**TASK PROMPT:**
Reproduce the material exactly, omitting nothing.

**Dataset items:**
##############################

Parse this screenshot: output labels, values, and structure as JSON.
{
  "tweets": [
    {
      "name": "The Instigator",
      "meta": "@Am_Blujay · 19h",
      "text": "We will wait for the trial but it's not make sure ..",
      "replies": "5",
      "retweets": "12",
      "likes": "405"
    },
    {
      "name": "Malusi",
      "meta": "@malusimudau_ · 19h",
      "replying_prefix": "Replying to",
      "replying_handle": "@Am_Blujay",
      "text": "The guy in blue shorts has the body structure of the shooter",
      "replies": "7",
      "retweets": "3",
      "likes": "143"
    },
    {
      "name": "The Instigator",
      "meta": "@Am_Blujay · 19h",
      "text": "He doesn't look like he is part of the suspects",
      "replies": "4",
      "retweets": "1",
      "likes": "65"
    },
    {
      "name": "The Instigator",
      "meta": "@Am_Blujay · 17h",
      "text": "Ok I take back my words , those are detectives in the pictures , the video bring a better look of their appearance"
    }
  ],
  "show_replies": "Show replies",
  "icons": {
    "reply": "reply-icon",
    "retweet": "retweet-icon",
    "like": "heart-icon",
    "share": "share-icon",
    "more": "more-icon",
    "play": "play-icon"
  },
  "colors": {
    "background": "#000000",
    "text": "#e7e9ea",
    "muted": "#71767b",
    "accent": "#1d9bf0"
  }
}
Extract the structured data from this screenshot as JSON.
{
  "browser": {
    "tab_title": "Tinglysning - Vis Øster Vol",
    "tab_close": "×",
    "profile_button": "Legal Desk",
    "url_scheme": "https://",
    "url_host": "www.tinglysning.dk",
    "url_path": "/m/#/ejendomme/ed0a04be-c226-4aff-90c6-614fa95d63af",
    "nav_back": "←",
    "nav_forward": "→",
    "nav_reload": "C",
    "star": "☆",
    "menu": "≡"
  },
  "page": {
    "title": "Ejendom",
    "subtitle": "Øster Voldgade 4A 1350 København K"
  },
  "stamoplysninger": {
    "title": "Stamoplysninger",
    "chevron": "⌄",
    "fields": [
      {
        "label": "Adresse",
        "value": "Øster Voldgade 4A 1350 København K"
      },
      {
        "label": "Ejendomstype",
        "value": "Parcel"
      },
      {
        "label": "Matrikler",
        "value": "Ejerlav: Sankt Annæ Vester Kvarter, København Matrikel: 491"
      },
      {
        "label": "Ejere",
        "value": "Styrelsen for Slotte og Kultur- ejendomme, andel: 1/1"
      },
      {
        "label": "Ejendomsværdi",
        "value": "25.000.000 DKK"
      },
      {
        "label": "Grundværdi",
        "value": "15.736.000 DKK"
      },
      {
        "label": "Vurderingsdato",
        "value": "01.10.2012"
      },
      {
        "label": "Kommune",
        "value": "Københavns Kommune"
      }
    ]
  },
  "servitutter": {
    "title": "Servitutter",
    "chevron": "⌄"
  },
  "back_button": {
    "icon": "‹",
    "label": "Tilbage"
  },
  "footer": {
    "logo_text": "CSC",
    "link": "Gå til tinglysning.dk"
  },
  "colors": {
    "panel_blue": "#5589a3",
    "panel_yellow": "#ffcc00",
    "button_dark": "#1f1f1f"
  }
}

##############################

**EXERCISE SOLUTION:**
Parse this screenshot: output labels, values, and structure as JSON.
{
  "tweets": [
    {
      "name": "The Instigator",
      "meta": "@Am_Blujay · 19h",
      "text": "We will wait for the trial but it's not make sure ..",
      "replies": "5",
      "retweets": "12",
      "likes": "405"
    },
    {
      "name": "Malusi",
      "meta": "@malusimudau_ · 19h",
      "replying_prefix": "Replying to",
      "replying_handle": "@Am_Blujay",
      "text": "The guy in blue shorts has the body structure of the shooter",
      "replies": "7",
      "retweets": "3",
      "likes": "143"
    },
    {
      "name": "The Instigator",
      "meta": "@Am_Blujay · 19h",
      "text": "He doesn't look like he is part of the suspects",
      "replies": "4",
      "retweets": "1",
      "likes": "65"
    },
    {
      "name": "The Instigator",
      "meta": "@Am_Blujay · 17h",
      "text": "Ok I take back my words , those are detectives in the pictures , the video bring a better look of their appearance"
    }
  ],
  "show_replies": "Show replies",
  "icons": {
    "reply": "reply-icon",
    "retweet": "retweet-icon",
    "like": "heart-icon",
    "share": "share-icon",
    "more": "more-icon",
    "play": "play-icon"
  },
  "colors": {
    "background": "#000000",
    "text": "#e7e9ea",
    "muted": "#71767b",
    "accent": "#1d9bf0"
  }
}
Extract the structured data from this screenshot as JSON.
{
  "browser": {
    "tab_title": "Tinglysning - Vis Øster Vol",
    "tab_close": "×",
    "profile_button": "Legal Desk",
    "url_scheme": "https://",
    "url_host": "www.tinglysning.dk",
    "url_path": "/m/#/ejendomme/ed0a04be-c226-4aff-90c6-614fa95d63af",
    "nav_back": "←",
    "nav_forward": "→",
    "nav_reload": "C",
    "star": "☆",
    "menu": "≡"
  },
  "page": {
    "title": "Ejendom",
    "subtitle": "Øster Voldgade 4A 1350 København K"
  },
  "stamoplysninger": {
    "title": "Stamoplysninger",
    "chevron": "⌄",
    "fields": [
      {
        "label": "Adresse",
        "value": "Øster Voldgade 4A 1350 København K"
      },
      {
        "label": "Ejendomstype",
        "value": "Parcel"
      },
      {
        "label": "Matrikler",
        "value": "Ejerlav: Sankt Annæ Vester Kvarter, København Matrikel: 491"
      },
      {
        "label": "Ejere",
        "value": "Styrelsen for Slotte og Kultur- ejendomme, andel: 1/1"
      },
      {
        "label": "Ejendomsværdi",
        "value": "25.000.000 DKK"
      },
      {
        "label": "Grundværdi",
        "value": "15.736.000 DKK"
      },
      {
        "label": "Vurderingsdato",
        "value": "01.10.2012"
      },
      {
        "label": "Kommune",
        "value": "Københavns Kommune"
      }
    ]
  },
  "servitutter": {
    "title": "Servitutter",
    "chevron": "⌄"
  },
  "back_button": {
    "icon": "‹",
    "label": "Tilbage"
  },
  "footer": {
    "logo_text": "CSC",
    "link": "Gå til tinglysning.dk"
  },
  "colors": {
    "panel_blue": "#5589a3",
    "panel_yellow": "#ffcc00",
    "button_dark": "#1f1f1f"
  }
}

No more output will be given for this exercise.